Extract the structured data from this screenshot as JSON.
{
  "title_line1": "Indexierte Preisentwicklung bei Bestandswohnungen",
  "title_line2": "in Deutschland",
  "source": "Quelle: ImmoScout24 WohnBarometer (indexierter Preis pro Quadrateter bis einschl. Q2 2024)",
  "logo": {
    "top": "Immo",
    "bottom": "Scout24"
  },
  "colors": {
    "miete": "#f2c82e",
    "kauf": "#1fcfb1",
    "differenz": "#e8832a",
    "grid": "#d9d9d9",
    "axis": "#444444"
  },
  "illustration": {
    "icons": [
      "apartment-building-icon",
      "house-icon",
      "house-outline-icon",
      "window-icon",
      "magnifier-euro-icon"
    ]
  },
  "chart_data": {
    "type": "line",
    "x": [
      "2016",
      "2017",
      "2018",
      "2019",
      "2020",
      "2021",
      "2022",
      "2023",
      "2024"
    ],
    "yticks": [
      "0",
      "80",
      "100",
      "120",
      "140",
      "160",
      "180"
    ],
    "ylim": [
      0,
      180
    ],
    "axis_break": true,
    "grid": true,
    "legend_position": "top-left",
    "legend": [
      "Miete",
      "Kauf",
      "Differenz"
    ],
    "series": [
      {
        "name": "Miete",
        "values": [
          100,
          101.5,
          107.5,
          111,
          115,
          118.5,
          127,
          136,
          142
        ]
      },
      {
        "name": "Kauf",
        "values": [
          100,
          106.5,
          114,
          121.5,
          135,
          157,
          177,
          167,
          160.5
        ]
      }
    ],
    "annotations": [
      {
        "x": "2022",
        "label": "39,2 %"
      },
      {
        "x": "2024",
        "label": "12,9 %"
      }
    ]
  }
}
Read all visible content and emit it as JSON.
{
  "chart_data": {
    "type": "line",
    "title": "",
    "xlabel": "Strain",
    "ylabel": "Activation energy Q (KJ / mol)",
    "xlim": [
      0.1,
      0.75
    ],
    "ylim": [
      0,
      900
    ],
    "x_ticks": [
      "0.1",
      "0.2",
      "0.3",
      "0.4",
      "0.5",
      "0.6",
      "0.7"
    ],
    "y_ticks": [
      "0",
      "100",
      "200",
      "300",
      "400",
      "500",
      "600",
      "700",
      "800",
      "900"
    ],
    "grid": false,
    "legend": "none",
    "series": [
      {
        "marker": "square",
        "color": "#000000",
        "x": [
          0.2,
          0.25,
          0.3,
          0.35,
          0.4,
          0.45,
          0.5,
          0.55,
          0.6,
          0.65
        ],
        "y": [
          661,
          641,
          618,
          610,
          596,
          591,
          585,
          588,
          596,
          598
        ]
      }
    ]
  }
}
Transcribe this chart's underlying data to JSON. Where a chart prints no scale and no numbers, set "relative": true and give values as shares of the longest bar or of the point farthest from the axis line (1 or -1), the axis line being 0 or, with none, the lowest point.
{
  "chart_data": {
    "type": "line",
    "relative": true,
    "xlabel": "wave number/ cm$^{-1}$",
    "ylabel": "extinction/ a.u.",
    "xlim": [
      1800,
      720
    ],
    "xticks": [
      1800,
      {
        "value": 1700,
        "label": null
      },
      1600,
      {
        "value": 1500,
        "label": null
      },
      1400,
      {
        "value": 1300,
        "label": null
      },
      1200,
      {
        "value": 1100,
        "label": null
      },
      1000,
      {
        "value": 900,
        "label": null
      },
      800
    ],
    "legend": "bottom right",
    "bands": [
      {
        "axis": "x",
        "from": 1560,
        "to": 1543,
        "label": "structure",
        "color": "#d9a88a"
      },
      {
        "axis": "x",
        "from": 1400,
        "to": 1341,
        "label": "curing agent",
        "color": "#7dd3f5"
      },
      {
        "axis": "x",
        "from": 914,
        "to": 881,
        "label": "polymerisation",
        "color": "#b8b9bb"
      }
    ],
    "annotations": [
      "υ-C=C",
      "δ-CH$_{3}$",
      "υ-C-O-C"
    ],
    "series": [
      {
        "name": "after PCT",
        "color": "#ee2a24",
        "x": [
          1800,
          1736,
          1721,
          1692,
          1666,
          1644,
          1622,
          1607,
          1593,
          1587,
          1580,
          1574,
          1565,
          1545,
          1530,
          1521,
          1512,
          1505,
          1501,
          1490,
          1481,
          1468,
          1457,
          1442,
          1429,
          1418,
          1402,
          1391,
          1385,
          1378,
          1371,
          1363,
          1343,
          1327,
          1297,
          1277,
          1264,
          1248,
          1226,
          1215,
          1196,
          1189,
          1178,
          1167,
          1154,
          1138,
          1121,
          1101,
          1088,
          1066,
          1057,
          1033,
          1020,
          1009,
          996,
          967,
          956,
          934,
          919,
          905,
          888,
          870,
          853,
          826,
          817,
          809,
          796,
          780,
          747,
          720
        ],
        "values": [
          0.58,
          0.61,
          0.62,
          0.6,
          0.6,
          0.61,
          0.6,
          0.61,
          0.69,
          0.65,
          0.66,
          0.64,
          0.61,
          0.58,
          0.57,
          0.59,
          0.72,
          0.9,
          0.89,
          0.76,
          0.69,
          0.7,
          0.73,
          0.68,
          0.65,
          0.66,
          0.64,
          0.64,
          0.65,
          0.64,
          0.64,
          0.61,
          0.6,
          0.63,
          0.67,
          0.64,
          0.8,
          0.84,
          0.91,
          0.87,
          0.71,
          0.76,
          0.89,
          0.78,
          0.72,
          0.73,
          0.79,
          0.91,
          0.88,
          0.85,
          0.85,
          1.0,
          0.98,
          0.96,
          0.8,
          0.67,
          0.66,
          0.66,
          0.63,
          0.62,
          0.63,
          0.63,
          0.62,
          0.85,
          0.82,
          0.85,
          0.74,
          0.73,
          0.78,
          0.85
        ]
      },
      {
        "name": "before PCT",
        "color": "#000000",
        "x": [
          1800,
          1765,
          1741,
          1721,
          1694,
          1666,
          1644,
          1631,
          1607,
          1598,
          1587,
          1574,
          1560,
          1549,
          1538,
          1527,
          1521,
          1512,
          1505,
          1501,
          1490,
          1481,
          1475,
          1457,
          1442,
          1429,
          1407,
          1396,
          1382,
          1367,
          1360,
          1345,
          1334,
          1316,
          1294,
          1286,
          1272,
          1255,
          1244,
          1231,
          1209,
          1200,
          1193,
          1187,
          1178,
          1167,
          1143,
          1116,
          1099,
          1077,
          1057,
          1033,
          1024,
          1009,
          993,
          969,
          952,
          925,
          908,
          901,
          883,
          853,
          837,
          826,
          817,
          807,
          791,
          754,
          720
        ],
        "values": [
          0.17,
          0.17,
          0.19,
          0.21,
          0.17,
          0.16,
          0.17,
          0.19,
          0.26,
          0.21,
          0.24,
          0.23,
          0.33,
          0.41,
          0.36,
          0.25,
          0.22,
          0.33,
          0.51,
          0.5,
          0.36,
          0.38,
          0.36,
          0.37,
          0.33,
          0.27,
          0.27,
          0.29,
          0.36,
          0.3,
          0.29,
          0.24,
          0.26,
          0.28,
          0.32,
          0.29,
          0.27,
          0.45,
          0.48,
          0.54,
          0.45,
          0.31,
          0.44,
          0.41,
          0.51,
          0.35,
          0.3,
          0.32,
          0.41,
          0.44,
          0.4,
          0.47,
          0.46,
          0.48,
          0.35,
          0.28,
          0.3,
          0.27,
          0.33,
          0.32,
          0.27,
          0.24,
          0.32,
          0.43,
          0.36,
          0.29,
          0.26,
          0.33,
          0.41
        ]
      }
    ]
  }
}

--- Set exercise ---
All of the entries above should be written out again exactly.

--- Output for this task ---
Extract the structured data from this screenshot as JSON.
{
  "title_line1": "Indexierte Preisentwicklung bei Bestandswohnungen",
  "title_line2": "in Deutschland",
  "source": "Quelle: ImmoScout24 WohnBarometer (indexierter Preis pro Quadrateter bis einschl. Q2 2024)",
  "logo": {
    "top": "Immo",
    "bottom": "Scout24"
  },
  "colors": {
    "miete": "#f2c82e",
    "kauf": "#1fcfb1",
    "differenz": "#e8832a",
    "grid": "#d9d9d9",
    "axis": "#444444"
  },
  "illustration": {
    "icons": [
      "apartment-building-icon",
      "house-icon",
      "house-outline-icon",
      "window-icon",
      "magnifier-euro-icon"
    ]
  },
  "chart_data": {
    "type": "line",
    "x": [
      "2016",
      "2017",
      "2018",
      "2019",
      "2020",
      "2021",
      "2022",
      "2023",
      "2024"
    ],
    "yticks": [
      "0",
      "80",
      "100",
      "120",
      "140",
      "160",
      "180"
    ],
    "ylim": [
      0,
      180
    ],
    "axis_break": true,
    "grid": true,
    "legend_position": "top-left",
    "legend": [
      "Miete",
      "Kauf",
      "Differenz"
    ],
    "series": [
      {
        "name": "Miete",
        "values": [
          100,
          101.5,
          107.5,
          111,
          115,
          118.5,
          127,
          136,
          142
        ]
      },
      {
        "name": "Kauf",
        "values": [
          100,
          106.5,
          114,
          121.5,
          135,
          157,
          177,
          167,
          160.5
        ]
      }
    ],
    "annotations": [
      {
        "x": "2022",
        "label": "39,2 %"
      },
      {
        "x": "2024",
        "label": "12,9 %"
      }
    ]
  }
}
Read all visible content and emit it as JSON.
{
  "chart_data": {
    "type": "line",
    "title": "",
    "xlabel": "Strain",
    "ylabel": "Activation energy Q (KJ / mol)",
    "xlim": [
      0.1,
      0.75
    ],
    "ylim": [
      0,
      900
    ],
    "x_ticks": [
      "0.1",
      "0.2",
      "0.3",
      "0.4",
      "0.5",
      "0.6",
      "0.7"
    ],
    "y_ticks": [
      "0",
      "100",
      "200",
      "300",
      "400",
      "500",
      "600",
      "700",
      "800",
      "900"
    ],
    "grid": false,
    "legend": "none",
    "series": [
      {
        "marker": "square",
        "color": "#000000",
        "x": [
          0.2,
          0.25,
          0.3,
          0.35,
          0.4,
          0.45,
          0.5,
          0.55,
          0.6,
          0.65
        ],
        "y": [
          661,
          641,
          618,
          610,
          596,
          591,
          585,
          588,
          596,
          598
        ]
      }
    ]
  }
}
Transcribe this chart's underlying data to JSON. Where a chart prints no scale and no numbers, set "relative": true and give values as shares of the longest bar or of the point farthest from the axis line (1 or -1), the axis line being 0 or, with none, the lowest point.
{
  "chart_data": {
    "type": "line",
    "relative": true,
    "xlabel": "wave number/ cm$^{-1}$",
    "ylabel": "extinction/ a.u.",
    "xlim": [
      1800,
      720
    ],
    "xticks": [
      1800,
      {
        "value": 1700,
        "label": null
      },
      1600,
      {
        "value": 1500,
        "label": null
      },
      1400,
      {
        "value": 1300,
        "label": null
      },
      1200,
      {
        "value": 1100,
        "label": null
      },
      1000,
      {
        "value": 900,
        "label": null
      },
      800
    ],
    "legend": "bottom right",
    "bands": [
      {
        "axis": "x",
        "from": 1560,
        "to": 1543,
        "label": "structure",
        "color": "#d9a88a"
      },
      {
        "axis": "x",
        "from": 1400,
        "to": 1341,
        "label": "curing agent",
        "color": "#7dd3f5"
      },
      {
        "axis": "x",
        "from": 914,
        "to": 881,
        "label": "polymerisation",
        "color": "#b8b9bb"
      }
    ],
    "annotations": [
      "υ-C=C",
      "δ-CH$_{3}$",
      "υ-C-O-C"
    ],
    "series": [
      {
        "name": "after PCT",
        "color": "#ee2a24",
        "x": [
          1800,
          1736,
          1721,
          1692,
          1666,
          1644,
          1622,
          1607,
          1593,
          1587,
          1580,
          1574,
          1565,
          1545,
          1530,
          1521,
          1512,
          1505,
          1501,
          1490,
          1481,
          1468,
          1457,
          1442,
          1429,
          1418,
          1402,
          1391,
          1385,
          1378,
          1371,
          1363,
          1343,
          1327,
          1297,
          1277,
          1264,
          1248,
          1226,
          1215,
          1196,
          1189,
          1178,
          1167,
          1154,
          1138,
          1121,
          1101,
          1088,
          1066,
          1057,
          1033,
          1020,
          1009,
          996,
          967,
          956,
          934,
          919,
          905,
          888,
          870,
          853,
          826,
          817,
          809,
          796,
          780,
          747,
          720
        ],
        "values": [
          0.58,
          0.61,
          0.62,
          0.6,
          0.6,
          0.61,
          0.6,
          0.61,
          0.69,
          0.65,
          0.66,
          0.64,
          0.61,
          0.58,
          0.57,
          0.59,
          0.72,
          0.9,
          0.89,
          0.76,
          0.69,
          0.7,
          0.73,
          0.68,
          0.65,
          0.66,
          0.64,
          0.64,
          0.65,
          0.64,
          0.64,
          0.61,
          0.6,
          0.63,
          0.67,
          0.64,
          0.8,
          0.84,
          0.91,
          0.87,
          0.71,
          0.76,
          0.89,
          0.78,
          0.72,
          0.73,
          0.79,
          0.91,
          0.88,
          0.85,
          0.85,
          1.0,
          0.98,
          0.96,
          0.8,
          0.67,
          0.66,
          0.66,
          0.63,
          0.62,
          0.63,
          0.63,
          0.62,
          0.85,
          0.82,
          0.85,
          0.74,
          0.73,
          0.78,
          0.85
        ]
      },
      {
        "name": "before PCT",
        "color": "#000000",
        "x": [
          1800,
          1765,
          1741,
          1721,
          1694,
          1666,
          1644,
          1631,
          1607,
          1598,
          1587,
          1574,
          1560,
          1549,
          1538,
          1527,
          1521,
          1512,
          1505,
          1501,
          1490,
          1481,
          1475,
          1457,
          1442,
          1429,
          1407,
          1396,
          1382,
          1367,
          1360,
          1345,
          1334,
          1316,
          1294,
          1286,
          1272,
          1255,
          1244,
          1231,
          1209,
          1200,
          1193,
          1187,
          1178,
          1167,
          1143,
          1116,
          1099,
          1077,
          1057,
          1033,
          1024,
          1009,
          993,
          969,
          952,
          925,
          908,
          901,
          883,
          853,
          837,
          826,
          817,
          807,
          791,
          754,
          720
        ],
        "values": [
          0.17,
          0.17,
          0.19,
          0.21,
          0.17,
          0.16,
          0.17,
          0.19,
          0.26,
          0.21,
          0.24,
          0.23,
          0.33,
          0.41,
          0.36,
          0.25,
          0.22,
          0.33,
          0.51,
          0.5,
          0.36,
          0.38,
          0.36,
          0.37,
          0.33,
          0.27,
          0.27,
          0.29,
          0.36,
          0.3,
          0.29,
          0.24,
          0.26,
          0.28,
          0.32,
          0.29,
          0.27,
          0.45,
          0.48,
          0.54,
          0.45,
          0.31,
          0.44,
          0.41,
          0.51,
          0.35,
          0.3,
          0.32,
          0.41,
          0.44,
          0.4,
          0.47,
          0.46,
          0.48,
          0.35,
          0.28,
          0.3,
          0.27,
          0.33,
          0.32,
          0.27,
          0.24,
          0.32,
          0.43,
          0.36,
          0.29,
          0.26,
          0.33,
          0.41
        ]
      }
    ]
  }
}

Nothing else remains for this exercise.